=== Task directions ===
Scan the material that follows. Copy every line containing the word "area".
══════
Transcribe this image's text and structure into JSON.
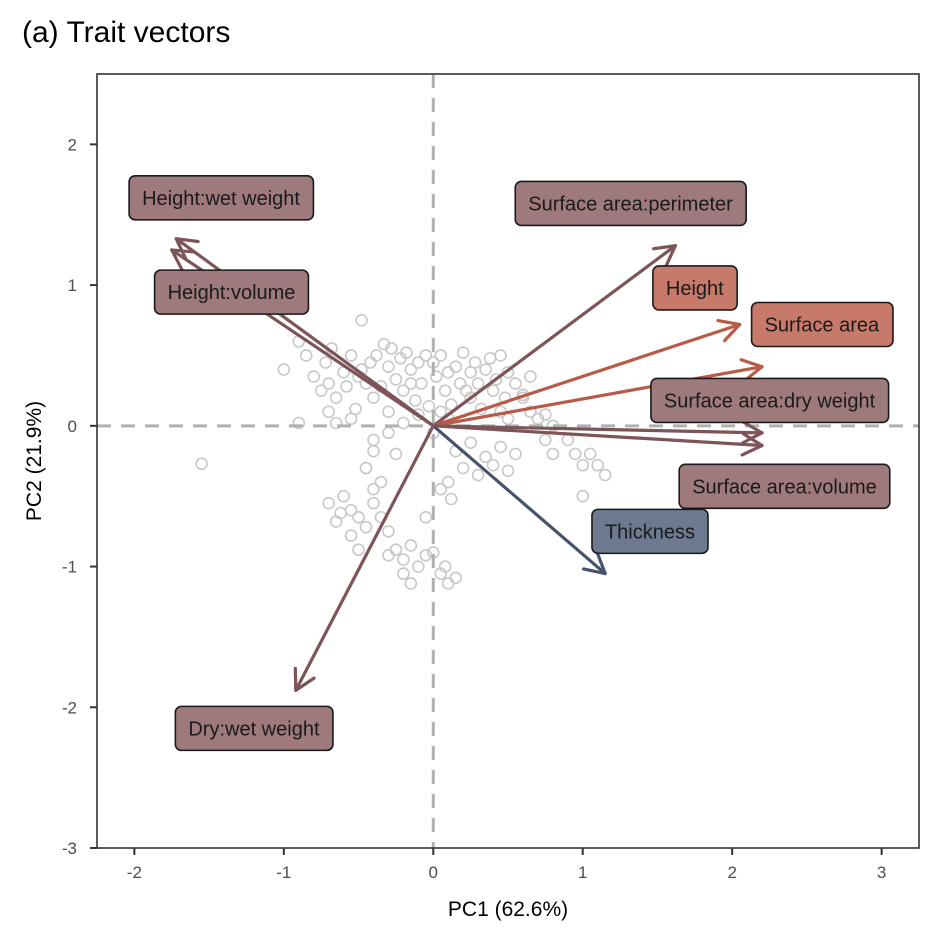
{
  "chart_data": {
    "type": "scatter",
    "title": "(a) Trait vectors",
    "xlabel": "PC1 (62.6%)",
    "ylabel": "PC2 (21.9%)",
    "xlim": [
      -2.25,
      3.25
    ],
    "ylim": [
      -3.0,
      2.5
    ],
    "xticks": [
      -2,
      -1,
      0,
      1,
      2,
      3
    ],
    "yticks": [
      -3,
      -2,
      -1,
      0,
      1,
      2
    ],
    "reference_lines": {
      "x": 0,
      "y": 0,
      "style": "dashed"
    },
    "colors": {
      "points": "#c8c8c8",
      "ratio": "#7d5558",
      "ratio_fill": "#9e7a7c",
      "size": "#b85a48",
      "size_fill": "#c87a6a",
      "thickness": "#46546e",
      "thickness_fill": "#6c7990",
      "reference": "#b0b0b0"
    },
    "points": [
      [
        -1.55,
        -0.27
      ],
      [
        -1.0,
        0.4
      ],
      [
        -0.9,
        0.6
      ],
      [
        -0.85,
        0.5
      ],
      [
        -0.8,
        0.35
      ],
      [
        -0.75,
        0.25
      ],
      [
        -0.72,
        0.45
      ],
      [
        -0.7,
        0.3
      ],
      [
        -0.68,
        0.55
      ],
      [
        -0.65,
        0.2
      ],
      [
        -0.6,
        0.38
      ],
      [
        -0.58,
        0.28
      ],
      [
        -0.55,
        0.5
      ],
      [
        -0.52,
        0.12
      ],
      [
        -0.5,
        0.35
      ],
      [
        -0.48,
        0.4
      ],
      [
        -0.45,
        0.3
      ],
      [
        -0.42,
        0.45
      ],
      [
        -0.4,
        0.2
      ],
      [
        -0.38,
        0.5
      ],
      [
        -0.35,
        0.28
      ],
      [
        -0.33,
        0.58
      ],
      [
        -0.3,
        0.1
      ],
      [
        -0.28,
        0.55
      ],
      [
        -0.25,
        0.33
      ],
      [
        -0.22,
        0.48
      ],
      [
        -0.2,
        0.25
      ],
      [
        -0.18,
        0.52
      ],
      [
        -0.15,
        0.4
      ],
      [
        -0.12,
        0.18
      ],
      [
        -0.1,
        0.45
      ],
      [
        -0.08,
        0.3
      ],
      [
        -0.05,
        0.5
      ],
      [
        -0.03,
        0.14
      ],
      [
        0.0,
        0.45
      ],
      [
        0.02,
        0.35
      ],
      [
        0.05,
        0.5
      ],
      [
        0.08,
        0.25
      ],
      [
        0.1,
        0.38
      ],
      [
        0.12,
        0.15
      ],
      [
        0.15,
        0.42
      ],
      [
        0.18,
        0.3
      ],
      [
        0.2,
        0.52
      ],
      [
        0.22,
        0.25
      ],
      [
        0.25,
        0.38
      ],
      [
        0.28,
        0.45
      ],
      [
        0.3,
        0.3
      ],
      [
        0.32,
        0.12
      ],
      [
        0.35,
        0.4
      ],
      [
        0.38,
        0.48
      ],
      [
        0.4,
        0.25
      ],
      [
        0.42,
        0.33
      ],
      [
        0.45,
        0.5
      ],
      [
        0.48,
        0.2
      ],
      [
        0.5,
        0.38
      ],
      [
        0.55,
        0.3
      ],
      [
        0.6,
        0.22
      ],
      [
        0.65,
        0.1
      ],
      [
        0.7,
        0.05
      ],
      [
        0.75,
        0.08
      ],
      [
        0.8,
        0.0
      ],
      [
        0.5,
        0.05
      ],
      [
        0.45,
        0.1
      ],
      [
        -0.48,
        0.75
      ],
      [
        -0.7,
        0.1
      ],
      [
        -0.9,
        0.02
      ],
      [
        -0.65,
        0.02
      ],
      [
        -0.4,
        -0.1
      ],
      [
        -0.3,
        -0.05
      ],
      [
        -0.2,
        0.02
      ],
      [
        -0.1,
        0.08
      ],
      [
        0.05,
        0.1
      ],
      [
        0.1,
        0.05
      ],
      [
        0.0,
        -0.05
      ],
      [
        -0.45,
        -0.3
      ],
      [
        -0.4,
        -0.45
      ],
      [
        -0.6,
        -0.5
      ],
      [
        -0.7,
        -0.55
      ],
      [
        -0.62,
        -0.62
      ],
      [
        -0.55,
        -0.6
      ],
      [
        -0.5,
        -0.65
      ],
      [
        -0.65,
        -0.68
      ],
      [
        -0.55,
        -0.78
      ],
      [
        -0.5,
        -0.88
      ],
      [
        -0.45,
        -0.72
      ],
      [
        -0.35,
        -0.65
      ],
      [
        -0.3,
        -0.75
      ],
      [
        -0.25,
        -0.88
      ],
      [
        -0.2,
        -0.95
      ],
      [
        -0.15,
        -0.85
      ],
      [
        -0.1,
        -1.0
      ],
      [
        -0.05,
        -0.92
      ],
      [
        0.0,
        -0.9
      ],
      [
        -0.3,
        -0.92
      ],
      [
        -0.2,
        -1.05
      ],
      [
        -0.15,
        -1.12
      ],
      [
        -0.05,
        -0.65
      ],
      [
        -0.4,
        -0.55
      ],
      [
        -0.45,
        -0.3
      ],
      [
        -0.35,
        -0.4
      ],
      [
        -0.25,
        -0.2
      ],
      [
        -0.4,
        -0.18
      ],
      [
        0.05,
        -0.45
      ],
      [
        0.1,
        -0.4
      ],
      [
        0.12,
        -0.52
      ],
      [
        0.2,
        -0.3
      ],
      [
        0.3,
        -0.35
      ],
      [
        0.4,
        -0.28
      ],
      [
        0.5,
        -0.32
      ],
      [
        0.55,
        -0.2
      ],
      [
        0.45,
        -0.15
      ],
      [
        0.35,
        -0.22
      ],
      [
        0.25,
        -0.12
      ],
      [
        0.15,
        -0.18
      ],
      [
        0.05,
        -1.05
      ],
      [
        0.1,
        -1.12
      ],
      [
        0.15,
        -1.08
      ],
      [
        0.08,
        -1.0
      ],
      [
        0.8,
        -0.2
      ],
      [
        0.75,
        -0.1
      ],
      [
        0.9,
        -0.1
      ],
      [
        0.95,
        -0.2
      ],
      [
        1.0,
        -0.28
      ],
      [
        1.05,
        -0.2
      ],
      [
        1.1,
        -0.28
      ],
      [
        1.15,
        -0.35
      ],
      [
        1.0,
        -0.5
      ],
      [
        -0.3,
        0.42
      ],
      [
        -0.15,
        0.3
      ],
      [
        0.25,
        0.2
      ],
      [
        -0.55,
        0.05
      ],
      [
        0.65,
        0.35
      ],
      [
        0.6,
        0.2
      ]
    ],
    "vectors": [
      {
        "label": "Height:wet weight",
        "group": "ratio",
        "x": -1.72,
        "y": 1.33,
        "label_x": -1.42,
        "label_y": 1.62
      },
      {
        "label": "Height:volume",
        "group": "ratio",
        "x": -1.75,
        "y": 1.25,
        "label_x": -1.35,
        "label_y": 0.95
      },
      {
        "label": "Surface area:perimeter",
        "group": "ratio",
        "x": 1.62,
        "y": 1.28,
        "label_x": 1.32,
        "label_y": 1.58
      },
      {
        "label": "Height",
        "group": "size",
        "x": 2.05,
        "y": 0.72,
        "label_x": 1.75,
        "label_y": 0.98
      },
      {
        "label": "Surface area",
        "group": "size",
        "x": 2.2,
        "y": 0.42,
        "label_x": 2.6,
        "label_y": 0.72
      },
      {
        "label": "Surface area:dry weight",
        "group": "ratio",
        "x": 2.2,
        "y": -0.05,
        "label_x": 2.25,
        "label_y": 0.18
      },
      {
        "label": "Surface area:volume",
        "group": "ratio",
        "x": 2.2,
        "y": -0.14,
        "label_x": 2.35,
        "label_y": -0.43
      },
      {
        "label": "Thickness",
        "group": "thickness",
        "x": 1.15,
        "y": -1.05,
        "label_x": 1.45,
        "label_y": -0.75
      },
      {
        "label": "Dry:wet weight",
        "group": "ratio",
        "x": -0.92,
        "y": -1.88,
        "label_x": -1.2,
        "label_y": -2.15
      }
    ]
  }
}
══════
=== Problem solution ===
        "label": "Surface area:perimeter",
        "label": "Surface area",
        "label": "Surface area:dry weight",
        "label": "Surface area:volume",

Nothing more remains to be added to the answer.